§ EXERCISE TASK:
In the copy, include every entry exactly but none of the pictures.

§ DATA SUPPLIED:
—————

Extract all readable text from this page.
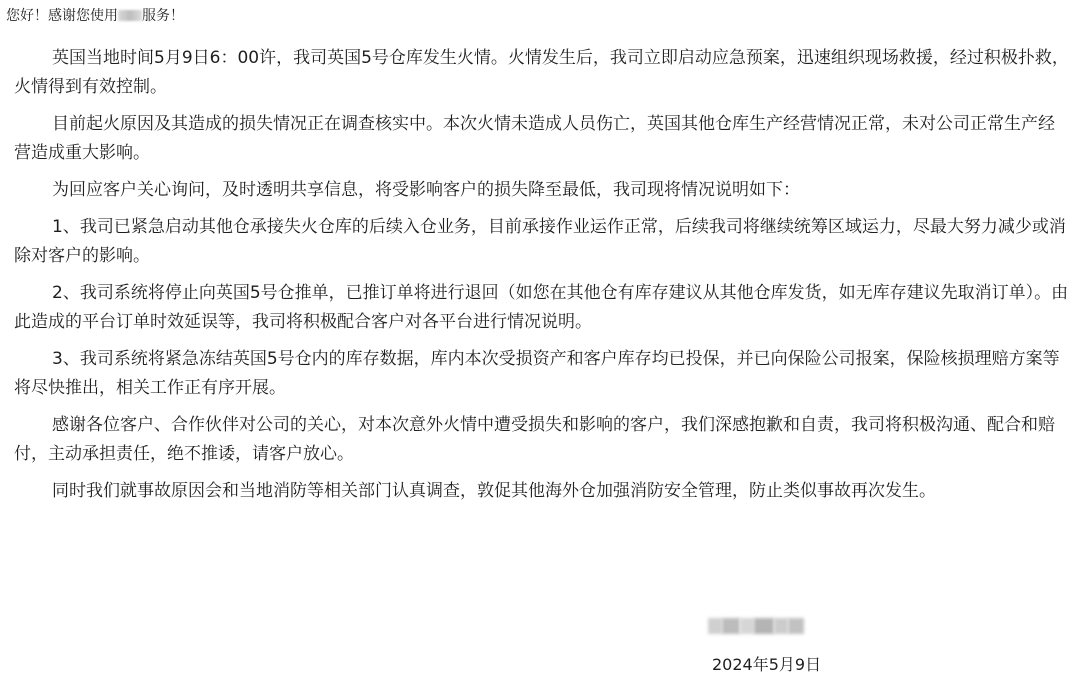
您好！感谢您使用 服务！

英国当地时间5月9日6：00许，我司英国5号仓库发生火情。火情发生后，我司立即启动应急预案，迅速组织现场救援，经过积极扑救，火情得到有效控制。

目前起火原因及其造成的损失情况正在调查核实中。本次火情未造成人员伤亡，英国其他仓库生产经营情况正常，未对公司正常生产经营造成重大影响。

为回应客户关心询问，及时透明共享信息，将受影响客户的损失降至最低，我司现将情况说明如下：

1、我司已紧急启动其他仓承接失火仓库的后续入仓业务，目前承接作业运作正常，后续我司将继续统筹区域运力，尽最大努力减少或消除对客户的影响。

2、我司系统将停止向英国5号仓推单，已推订单将进行退回（如您在其他仓有库存建议从其他仓库发货，如无库存建议先取消订单）。由此造成的平台订单时效延误等，我司将积极配合客户对各平台进行情况说明。

3、我司系统将紧急冻结英国5号仓内的库存数据，库内本次受损资产和客户库存均已投保，并已向保险公司报案，保险核损理赔方案等将尽快推出，相关工作正有序开展。

感谢各位客户、合作伙伴对公司的关心，对本次意外火情中遭受损失和影响的客户，我们深感抱歉和自责，我司将积极沟通、配合和赔付，主动承担责任，绝不推诿，请客户放心。

同时我们就事故原因会和当地消防等相关部门认真调查，敦促其他海外仓加强消防安全管理，防止类似事故再次发生。

2024年5月9日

—————

§ SOLUTION:
Extract all readable text from this page.
您好！感谢您使用 服务！

英国当地时间5月9日6：00许，我司英国5号仓库发生火情。火情发生后，我司立即启动应急预案，迅速组织现场救援，经过积极扑救，火情得到有效控制。

目前起火原因及其造成的损失情况正在调查核实中。本次火情未造成人员伤亡，英国其他仓库生产经营情况正常，未对公司正常生产经营造成重大影响。

为回应客户关心询问，及时透明共享信息，将受影响客户的损失降至最低，我司现将情况说明如下：

1、我司已紧急启动其他仓承接失火仓库的后续入仓业务，目前承接作业运作正常，后续我司将继续统筹区域运力，尽最大努力减少或消除对客户的影响。

2、我司系统将停止向英国5号仓推单，已推订单将进行退回（如您在其他仓有库存建议从其他仓库发货，如无库存建议先取消订单）。由此造成的平台订单时效延误等，我司将积极配合客户对各平台进行情况说明。

3、我司系统将紧急冻结英国5号仓内的库存数据，库内本次受损资产和客户库存均已投保，并已向保险公司报案，保险核损理赔方案等将尽快推出，相关工作正有序开展。

感谢各位客户、合作伙伴对公司的关心，对本次意外火情中遭受损失和影响的客户，我们深感抱歉和自责，我司将积极沟通、配合和赔付，主动承担责任，绝不推诿，请客户放心。

同时我们就事故原因会和当地消防等相关部门认真调查，敦促其他海外仓加强消防安全管理，防止类似事故再次发生。

2024年5月9日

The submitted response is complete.